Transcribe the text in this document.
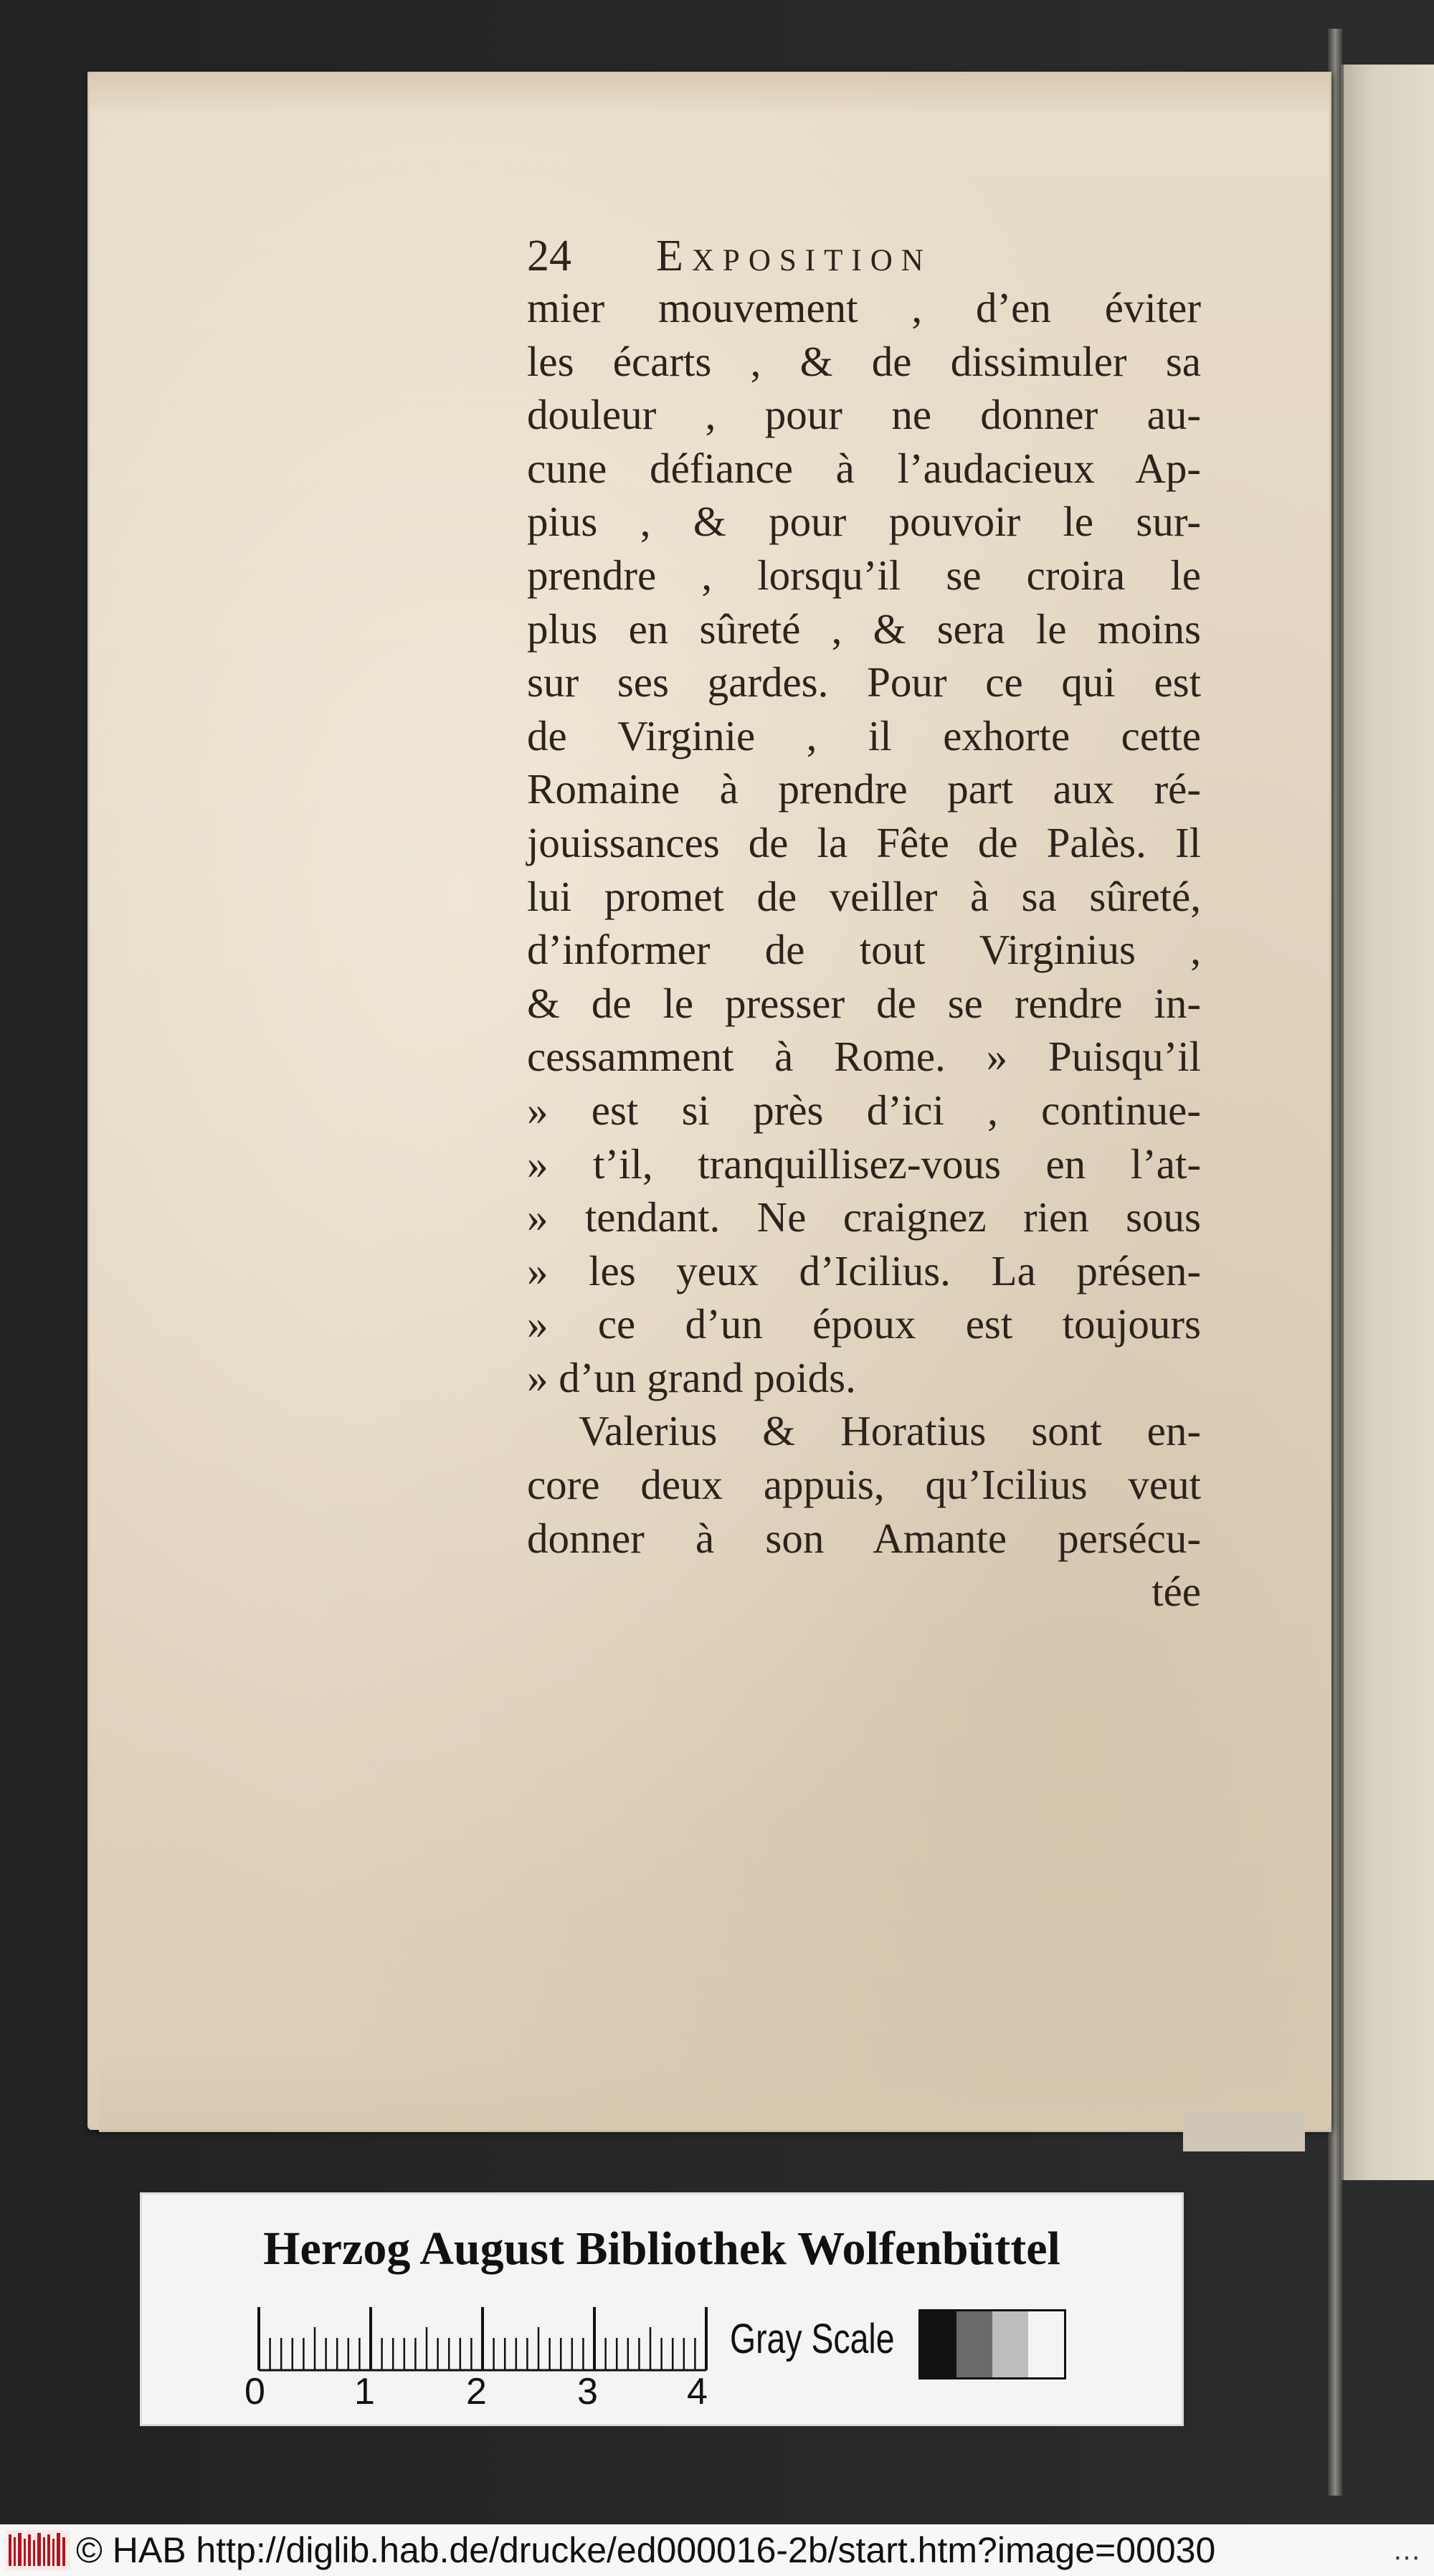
24	Exposition
mier mouvement , d’en éviter
les écarts , & de dissimuler sa
douleur , pour ne donner au-
cune défiance à l’audacieux Ap-
pius , & pour pouvoir le sur-
prendre , lorsqu’il se croira le
plus en sûreté , & sera le moins
sur ses gardes. Pour ce qui est
de Virginie , il exhorte cette
Romaine à prendre part aux ré-
jouissances de la Fête de Palès. Il
lui promet de veiller à sa sûreté,
d’informer de tout Virginius ,
& de le presser de se rendre in-
cessamment à Rome. » Puisqu’il
» est si près d’ici , continue-
» t’il, tranquillisez-vous en l’at-
» tendant. Ne craignez rien sous
» les yeux d’Icilius. La présen-
» ce d’un époux est toujours
» d’un grand poids.
Valerius & Horatius sont en-
core deux appuis, qu’Icilius veut
donner à son Amante persécu-
tée
Herzog August Bibliothek Wolfenbüttel
0 1 2 3 4
Gray Scale
© HAB http://diglib.hab.de/drucke/ed000016-2b/start.htm?image=00030	…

> **GOAL**
Repeat all of the entries word for word, but omit the pictures.

> **IN RESPONSE**
Transcribe the text in this document.
24	Exposition
mier mouvement , d’en éviter
les écarts , & de dissimuler sa
douleur , pour ne donner au-
cune défiance à l’audacieux Ap-
pius , & pour pouvoir le sur-
prendre , lorsqu’il se croira le
plus en sûreté , & sera le moins
sur ses gardes. Pour ce qui est
de Virginie , il exhorte cette
Romaine à prendre part aux ré-
jouissances de la Fête de Palès. Il
lui promet de veiller à sa sûreté,
d’informer de tout Virginius ,
& de le presser de se rendre in-
cessamment à Rome. » Puisqu’il
» est si près d’ici , continue-
» t’il, tranquillisez-vous en l’at-
» tendant. Ne craignez rien sous
» les yeux d’Icilius. La présen-
» ce d’un époux est toujours
» d’un grand poids.
Valerius & Horatius sont en-
core deux appuis, qu’Icilius veut
donner à son Amante persécu-
tée
Herzog August Bibliothek Wolfenbüttel
0 1 2 3 4
Gray Scale
© HAB http://diglib.hab.de/drucke/ed000016-2b/start.htm?image=00030	…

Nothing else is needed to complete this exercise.